Exercise requirements:
Go through the lines below. Copy those with "title".

(Entries with figure data)
══════════

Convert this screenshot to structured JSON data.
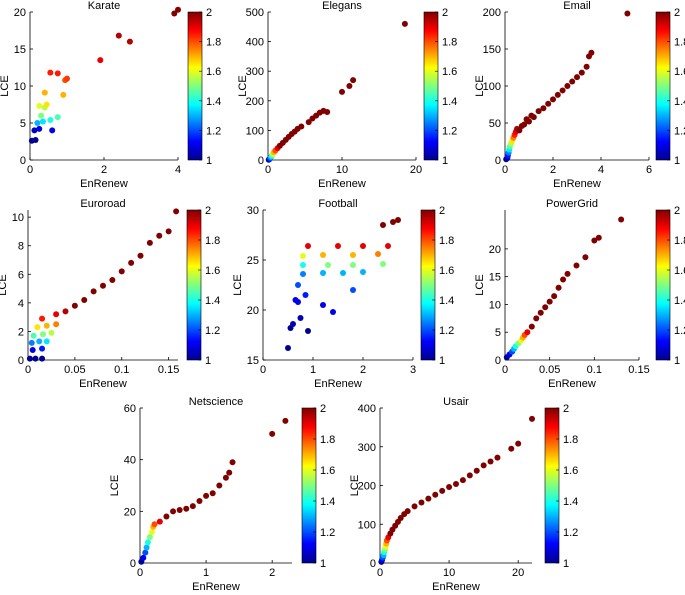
{
  "figure": {
    "xlabel": "EnRenew",
    "ylabel": "LCE",
    "colorbar": {
      "min": 1,
      "max": 2,
      "ticks": [
        "1",
        "1.2",
        "1.4",
        "1.6",
        "1.8",
        "2"
      ]
    }
  },
  "chart_data": [
    {
      "type": "scatter",
      "title": "Karate",
      "xlabel": "EnRenew",
      "ylabel": "LCE",
      "xlim": [
        0,
        4
      ],
      "ylim": [
        0,
        20
      ],
      "xticks": [
        0,
        2,
        4
      ],
      "yticks": [
        0,
        5,
        10,
        15,
        20
      ],
      "points": [
        [
          0.05,
          2.6,
          1.0
        ],
        [
          0.15,
          2.7,
          1.0
        ],
        [
          0.12,
          4.0,
          1.05
        ],
        [
          0.25,
          4.2,
          1.08
        ],
        [
          0.6,
          4.0,
          1.1
        ],
        [
          0.2,
          5.0,
          1.3
        ],
        [
          0.35,
          5.2,
          1.35
        ],
        [
          0.55,
          5.4,
          1.4
        ],
        [
          0.75,
          5.8,
          1.45
        ],
        [
          0.3,
          6.0,
          1.5
        ],
        [
          0.4,
          7.1,
          1.55
        ],
        [
          0.25,
          7.3,
          1.6
        ],
        [
          0.45,
          7.5,
          1.65
        ],
        [
          0.4,
          9.1,
          1.7
        ],
        [
          0.9,
          8.8,
          1.7
        ],
        [
          0.95,
          10.8,
          1.8
        ],
        [
          1.0,
          11.0,
          1.82
        ],
        [
          0.55,
          11.8,
          1.85
        ],
        [
          0.75,
          11.7,
          1.85
        ],
        [
          1.9,
          13.5,
          1.9
        ],
        [
          2.4,
          16.8,
          1.95
        ],
        [
          2.7,
          16.0,
          1.95
        ],
        [
          3.9,
          19.8,
          2.0
        ],
        [
          4.0,
          20.3,
          2.0
        ]
      ]
    },
    {
      "type": "scatter",
      "title": "Elegans",
      "xlabel": "EnRenew",
      "ylabel": "LCE",
      "xlim": [
        0,
        20
      ],
      "ylim": [
        0,
        500
      ],
      "xticks": [
        0,
        10,
        20
      ],
      "yticks": [
        0,
        100,
        200,
        300,
        400,
        500
      ],
      "points": [
        [
          0.1,
          1,
          1.0
        ],
        [
          0.2,
          3,
          1.1
        ],
        [
          0.3,
          6,
          1.2
        ],
        [
          0.4,
          10,
          1.3
        ],
        [
          0.5,
          14,
          1.4
        ],
        [
          0.6,
          18,
          1.5
        ],
        [
          0.7,
          22,
          1.6
        ],
        [
          0.8,
          26,
          1.7
        ],
        [
          1.0,
          32,
          1.8
        ],
        [
          1.3,
          40,
          1.9
        ],
        [
          1.6,
          48,
          2.0
        ],
        [
          2.0,
          58,
          2.0
        ],
        [
          2.4,
          68,
          2.0
        ],
        [
          2.8,
          78,
          2.0
        ],
        [
          3.2,
          88,
          2.0
        ],
        [
          3.6,
          96,
          2.0
        ],
        [
          4.0,
          105,
          2.0
        ],
        [
          4.5,
          113,
          2.0
        ],
        [
          5.5,
          128,
          2.0
        ],
        [
          6.0,
          140,
          2.0
        ],
        [
          6.5,
          150,
          2.0
        ],
        [
          7.0,
          160,
          2.0
        ],
        [
          7.5,
          166,
          2.0
        ],
        [
          8.0,
          162,
          2.0
        ],
        [
          10.0,
          230,
          2.0
        ],
        [
          11.0,
          250,
          2.0
        ],
        [
          11.5,
          270,
          2.0
        ],
        [
          18.5,
          460,
          2.0
        ]
      ]
    },
    {
      "type": "scatter",
      "title": "Email",
      "xlabel": "EnRenew",
      "ylabel": "LCE",
      "xlim": [
        0,
        6
      ],
      "ylim": [
        0,
        200
      ],
      "xticks": [
        0,
        2,
        4,
        6
      ],
      "yticks": [
        0,
        50,
        100,
        150,
        200
      ],
      "points": [
        [
          0.05,
          1,
          1.0
        ],
        [
          0.1,
          3,
          1.05
        ],
        [
          0.12,
          6,
          1.15
        ],
        [
          0.15,
          10,
          1.25
        ],
        [
          0.18,
          14,
          1.35
        ],
        [
          0.2,
          18,
          1.45
        ],
        [
          0.25,
          22,
          1.55
        ],
        [
          0.3,
          26,
          1.65
        ],
        [
          0.35,
          30,
          1.75
        ],
        [
          0.4,
          34,
          1.85
        ],
        [
          0.45,
          38,
          1.9
        ],
        [
          0.5,
          42,
          1.95
        ],
        [
          0.6,
          40,
          2.0
        ],
        [
          0.7,
          46,
          2.0
        ],
        [
          0.8,
          48,
          2.0
        ],
        [
          0.9,
          55,
          2.0
        ],
        [
          1.0,
          52,
          2.0
        ],
        [
          1.1,
          60,
          2.0
        ],
        [
          1.2,
          58,
          2.0
        ],
        [
          1.4,
          66,
          2.0
        ],
        [
          1.6,
          70,
          2.0
        ],
        [
          1.8,
          76,
          2.0
        ],
        [
          2.0,
          82,
          2.0
        ],
        [
          2.2,
          88,
          2.0
        ],
        [
          2.4,
          94,
          2.0
        ],
        [
          2.6,
          100,
          2.0
        ],
        [
          2.8,
          106,
          2.0
        ],
        [
          3.0,
          112,
          2.0
        ],
        [
          3.2,
          118,
          2.0
        ],
        [
          3.4,
          126,
          2.0
        ],
        [
          3.5,
          140,
          2.0
        ],
        [
          3.6,
          145,
          2.0
        ],
        [
          5.1,
          198,
          2.0
        ]
      ]
    },
    {
      "type": "scatter",
      "title": "Euroroad",
      "xlabel": "EnRenew",
      "ylabel": "LCE",
      "xlim": [
        0,
        0.16
      ],
      "ylim": [
        0,
        10.5
      ],
      "xticks": [
        0,
        0.05,
        0.1,
        0.15
      ],
      "yticks": [
        0,
        2,
        4,
        6,
        8,
        10
      ],
      "points": [
        [
          0.002,
          0.1,
          1.0
        ],
        [
          0.008,
          0.1,
          1.0
        ],
        [
          0.015,
          0.1,
          1.0
        ],
        [
          0.005,
          0.7,
          1.1
        ],
        [
          0.015,
          0.8,
          1.15
        ],
        [
          0.004,
          1.2,
          1.25
        ],
        [
          0.012,
          1.3,
          1.3
        ],
        [
          0.02,
          1.3,
          1.35
        ],
        [
          0.006,
          1.7,
          1.45
        ],
        [
          0.016,
          1.8,
          1.5
        ],
        [
          0.025,
          1.9,
          1.55
        ],
        [
          0.01,
          2.3,
          1.65
        ],
        [
          0.02,
          2.4,
          1.7
        ],
        [
          0.03,
          2.5,
          1.75
        ],
        [
          0.015,
          2.9,
          1.85
        ],
        [
          0.03,
          3.2,
          1.9
        ],
        [
          0.04,
          3.4,
          1.95
        ],
        [
          0.05,
          3.8,
          2.0
        ],
        [
          0.06,
          4.2,
          2.0
        ],
        [
          0.07,
          4.8,
          2.0
        ],
        [
          0.08,
          5.2,
          2.0
        ],
        [
          0.09,
          5.6,
          2.0
        ],
        [
          0.1,
          6.2,
          2.0
        ],
        [
          0.11,
          6.8,
          2.0
        ],
        [
          0.12,
          7.3,
          2.0
        ],
        [
          0.13,
          8.2,
          2.0
        ],
        [
          0.14,
          8.7,
          2.0
        ],
        [
          0.15,
          9.0,
          2.0
        ],
        [
          0.158,
          10.4,
          2.0
        ]
      ]
    },
    {
      "type": "scatter",
      "title": "Football",
      "xlabel": "EnRenew",
      "ylabel": "LCE",
      "xlim": [
        0,
        3
      ],
      "ylim": [
        15,
        30
      ],
      "xticks": [
        0,
        1,
        2,
        3
      ],
      "yticks": [
        15,
        20,
        25,
        30
      ],
      "points": [
        [
          0.5,
          16.2,
          1.0
        ],
        [
          0.55,
          18.2,
          1.0
        ],
        [
          0.6,
          18.6,
          1.05
        ],
        [
          0.75,
          19.2,
          1.05
        ],
        [
          0.9,
          17.9,
          1.0
        ],
        [
          0.65,
          21.0,
          1.1
        ],
        [
          0.7,
          20.8,
          1.1
        ],
        [
          1.4,
          19.8,
          1.1
        ],
        [
          1.2,
          20.5,
          1.1
        ],
        [
          0.85,
          21.5,
          1.15
        ],
        [
          0.7,
          22.5,
          1.2
        ],
        [
          1.8,
          22.0,
          1.2
        ],
        [
          0.8,
          23.6,
          1.25
        ],
        [
          1.2,
          23.7,
          1.3
        ],
        [
          1.6,
          23.7,
          1.3
        ],
        [
          2.0,
          23.8,
          1.3
        ],
        [
          0.8,
          24.5,
          1.4
        ],
        [
          1.3,
          24.5,
          1.5
        ],
        [
          1.8,
          24.5,
          1.5
        ],
        [
          2.4,
          24.6,
          1.5
        ],
        [
          0.8,
          25.4,
          1.6
        ],
        [
          1.2,
          25.5,
          1.7
        ],
        [
          1.8,
          25.5,
          1.7
        ],
        [
          2.3,
          25.6,
          1.75
        ],
        [
          0.9,
          26.4,
          1.9
        ],
        [
          1.5,
          26.4,
          1.9
        ],
        [
          2.0,
          26.4,
          1.9
        ],
        [
          2.5,
          26.4,
          1.9
        ],
        [
          2.4,
          28.5,
          2.0
        ],
        [
          2.6,
          28.8,
          2.0
        ],
        [
          2.7,
          29.0,
          2.0
        ]
      ]
    },
    {
      "type": "scatter",
      "title": "PowerGrid",
      "xlabel": "EnRenew",
      "ylabel": "LCE",
      "xlim": [
        0,
        0.15
      ],
      "ylim": [
        0,
        27
      ],
      "xticks": [
        0,
        0.05,
        0.1,
        0.15
      ],
      "yticks": [
        0,
        5,
        10,
        15,
        20
      ],
      "points": [
        [
          0.002,
          0.5,
          1.0
        ],
        [
          0.005,
          1.0,
          1.1
        ],
        [
          0.008,
          1.5,
          1.2
        ],
        [
          0.01,
          2.0,
          1.3
        ],
        [
          0.012,
          2.5,
          1.4
        ],
        [
          0.015,
          3.0,
          1.5
        ],
        [
          0.018,
          3.5,
          1.6
        ],
        [
          0.02,
          4.0,
          1.7
        ],
        [
          0.022,
          4.5,
          1.8
        ],
        [
          0.025,
          5.0,
          1.9
        ],
        [
          0.03,
          6.0,
          2.0
        ],
        [
          0.035,
          7.5,
          2.0
        ],
        [
          0.04,
          8.5,
          2.0
        ],
        [
          0.045,
          9.5,
          2.0
        ],
        [
          0.05,
          10.5,
          2.0
        ],
        [
          0.055,
          11.5,
          2.0
        ],
        [
          0.06,
          13.0,
          2.0
        ],
        [
          0.065,
          14.5,
          2.0
        ],
        [
          0.07,
          15.5,
          2.0
        ],
        [
          0.08,
          17.0,
          2.0
        ],
        [
          0.09,
          18.5,
          2.0
        ],
        [
          0.1,
          21.5,
          2.0
        ],
        [
          0.105,
          22.0,
          2.0
        ],
        [
          0.13,
          25.3,
          2.0
        ]
      ]
    },
    {
      "type": "scatter",
      "title": "Netscience",
      "xlabel": "EnRenew",
      "ylabel": "LCE",
      "xlim": [
        0,
        2.3
      ],
      "ylim": [
        0,
        60
      ],
      "xticks": [
        0,
        1,
        2
      ],
      "yticks": [
        0,
        20,
        40,
        60
      ],
      "points": [
        [
          0.02,
          0.5,
          1.0
        ],
        [
          0.05,
          2,
          1.1
        ],
        [
          0.08,
          4,
          1.2
        ],
        [
          0.1,
          6,
          1.3
        ],
        [
          0.12,
          8,
          1.4
        ],
        [
          0.15,
          10,
          1.5
        ],
        [
          0.18,
          12,
          1.6
        ],
        [
          0.2,
          14,
          1.7
        ],
        [
          0.22,
          15,
          1.8
        ],
        [
          0.3,
          16,
          1.9
        ],
        [
          0.4,
          18,
          2.0
        ],
        [
          0.5,
          20,
          2.0
        ],
        [
          0.6,
          20.5,
          2.0
        ],
        [
          0.7,
          21,
          2.0
        ],
        [
          0.8,
          22,
          2.0
        ],
        [
          0.9,
          24,
          2.0
        ],
        [
          1.0,
          26,
          2.0
        ],
        [
          1.1,
          27,
          2.0
        ],
        [
          1.2,
          30,
          2.0
        ],
        [
          1.3,
          33,
          2.0
        ],
        [
          1.35,
          35,
          2.0
        ],
        [
          1.4,
          39,
          2.0
        ],
        [
          2.0,
          50,
          2.0
        ],
        [
          2.2,
          55,
          2.0
        ]
      ]
    },
    {
      "type": "scatter",
      "title": "Usair",
      "xlabel": "EnRenew",
      "ylabel": "LCE",
      "xlim": [
        0,
        22
      ],
      "ylim": [
        0,
        400
      ],
      "xticks": [
        0,
        10,
        20
      ],
      "yticks": [
        0,
        100,
        200,
        300,
        400
      ],
      "points": [
        [
          0.2,
          3,
          1.0
        ],
        [
          0.3,
          8,
          1.1
        ],
        [
          0.4,
          14,
          1.2
        ],
        [
          0.5,
          20,
          1.3
        ],
        [
          0.6,
          28,
          1.4
        ],
        [
          0.7,
          35,
          1.5
        ],
        [
          0.8,
          42,
          1.6
        ],
        [
          0.9,
          50,
          1.7
        ],
        [
          1.0,
          58,
          1.8
        ],
        [
          1.2,
          66,
          1.9
        ],
        [
          1.5,
          76,
          2.0
        ],
        [
          1.8,
          86,
          2.0
        ],
        [
          2.2,
          96,
          2.0
        ],
        [
          2.6,
          106,
          2.0
        ],
        [
          3.0,
          116,
          2.0
        ],
        [
          3.5,
          126,
          2.0
        ],
        [
          4.0,
          134,
          2.0
        ],
        [
          5.0,
          146,
          2.0
        ],
        [
          6.0,
          156,
          2.0
        ],
        [
          7.0,
          166,
          2.0
        ],
        [
          8.0,
          176,
          2.0
        ],
        [
          9.0,
          186,
          2.0
        ],
        [
          10.0,
          196,
          2.0
        ],
        [
          11.0,
          204,
          2.0
        ],
        [
          12.0,
          214,
          2.0
        ],
        [
          13.0,
          226,
          2.0
        ],
        [
          14.0,
          238,
          2.0
        ],
        [
          15.0,
          252,
          2.0
        ],
        [
          16.0,
          262,
          2.0
        ],
        [
          17.0,
          272,
          2.0
        ],
        [
          19.0,
          295,
          2.0
        ],
        [
          20.0,
          308,
          2.0
        ],
        [
          22.0,
          372,
          2.0
        ]
      ]
    }
  ]
}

══════════

Solution to this task:
      "title": "Karate",
      "title": "Elegans",
      "title": "Email",
      "title": "Euroroad",
      "title": "Football",
      "title": "PowerGrid",
      "title": "Netscience",
      "title": "Usair",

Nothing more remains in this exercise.